* **Records supplied**:
※

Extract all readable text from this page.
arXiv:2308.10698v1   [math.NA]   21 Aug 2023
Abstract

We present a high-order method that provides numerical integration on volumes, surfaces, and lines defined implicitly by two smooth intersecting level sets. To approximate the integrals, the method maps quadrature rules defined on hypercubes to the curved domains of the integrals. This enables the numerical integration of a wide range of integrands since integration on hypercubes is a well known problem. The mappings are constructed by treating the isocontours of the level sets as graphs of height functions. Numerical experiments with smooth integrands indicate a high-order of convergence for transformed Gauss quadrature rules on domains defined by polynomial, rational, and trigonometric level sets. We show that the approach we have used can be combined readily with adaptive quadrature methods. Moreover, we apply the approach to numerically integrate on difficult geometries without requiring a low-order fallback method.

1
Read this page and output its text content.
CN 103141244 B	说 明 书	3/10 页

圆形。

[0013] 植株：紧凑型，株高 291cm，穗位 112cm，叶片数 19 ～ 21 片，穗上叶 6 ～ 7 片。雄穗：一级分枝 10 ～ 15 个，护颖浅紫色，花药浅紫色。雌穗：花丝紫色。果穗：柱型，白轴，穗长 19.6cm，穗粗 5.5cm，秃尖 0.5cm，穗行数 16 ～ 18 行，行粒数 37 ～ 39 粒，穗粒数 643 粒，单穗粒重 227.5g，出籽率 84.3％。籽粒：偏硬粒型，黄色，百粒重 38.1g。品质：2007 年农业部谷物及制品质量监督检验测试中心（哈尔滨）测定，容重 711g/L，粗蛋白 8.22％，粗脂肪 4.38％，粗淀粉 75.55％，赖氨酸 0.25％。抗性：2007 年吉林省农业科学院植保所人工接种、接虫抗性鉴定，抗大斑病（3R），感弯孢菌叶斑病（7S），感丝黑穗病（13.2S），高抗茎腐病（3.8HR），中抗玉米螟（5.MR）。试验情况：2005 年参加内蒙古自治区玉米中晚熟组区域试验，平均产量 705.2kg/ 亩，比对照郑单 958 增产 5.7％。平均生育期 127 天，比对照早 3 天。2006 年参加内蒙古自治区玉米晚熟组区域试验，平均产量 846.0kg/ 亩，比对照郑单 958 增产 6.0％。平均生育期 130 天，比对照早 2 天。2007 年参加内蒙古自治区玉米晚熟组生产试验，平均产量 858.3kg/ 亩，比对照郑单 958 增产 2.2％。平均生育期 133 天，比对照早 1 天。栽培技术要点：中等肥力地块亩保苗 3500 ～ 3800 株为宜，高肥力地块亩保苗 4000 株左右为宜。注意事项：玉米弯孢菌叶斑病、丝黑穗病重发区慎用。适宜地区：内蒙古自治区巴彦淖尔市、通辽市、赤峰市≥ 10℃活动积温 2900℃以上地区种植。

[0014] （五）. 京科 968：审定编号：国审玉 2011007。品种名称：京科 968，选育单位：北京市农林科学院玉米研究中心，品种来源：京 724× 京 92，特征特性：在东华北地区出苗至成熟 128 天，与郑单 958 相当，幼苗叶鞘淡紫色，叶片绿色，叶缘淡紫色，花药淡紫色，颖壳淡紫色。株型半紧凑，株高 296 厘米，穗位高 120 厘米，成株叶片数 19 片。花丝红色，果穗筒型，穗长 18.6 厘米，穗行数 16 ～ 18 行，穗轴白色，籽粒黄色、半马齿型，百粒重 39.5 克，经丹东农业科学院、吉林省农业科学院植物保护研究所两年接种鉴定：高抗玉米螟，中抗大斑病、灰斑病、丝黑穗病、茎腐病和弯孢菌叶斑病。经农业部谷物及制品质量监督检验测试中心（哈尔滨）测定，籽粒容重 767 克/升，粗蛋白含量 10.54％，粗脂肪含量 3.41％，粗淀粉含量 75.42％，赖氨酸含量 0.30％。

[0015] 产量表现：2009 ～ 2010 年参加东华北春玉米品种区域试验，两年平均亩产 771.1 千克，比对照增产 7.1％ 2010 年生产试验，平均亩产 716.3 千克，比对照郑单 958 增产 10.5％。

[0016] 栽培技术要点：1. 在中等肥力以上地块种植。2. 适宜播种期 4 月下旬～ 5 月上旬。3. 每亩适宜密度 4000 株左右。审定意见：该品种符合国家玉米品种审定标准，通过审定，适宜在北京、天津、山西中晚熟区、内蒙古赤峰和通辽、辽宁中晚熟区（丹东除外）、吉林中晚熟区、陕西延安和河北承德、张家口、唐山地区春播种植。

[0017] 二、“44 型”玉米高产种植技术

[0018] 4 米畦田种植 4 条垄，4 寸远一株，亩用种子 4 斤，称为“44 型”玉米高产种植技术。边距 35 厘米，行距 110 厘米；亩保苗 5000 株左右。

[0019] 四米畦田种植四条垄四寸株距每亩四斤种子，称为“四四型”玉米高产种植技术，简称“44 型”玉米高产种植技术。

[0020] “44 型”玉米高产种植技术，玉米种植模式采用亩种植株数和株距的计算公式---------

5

※

* **To do**:
Where a line above includes "page", copy that line.

* **Exercise response**:
Extract all readable text from this page.
Read this page and output its text content.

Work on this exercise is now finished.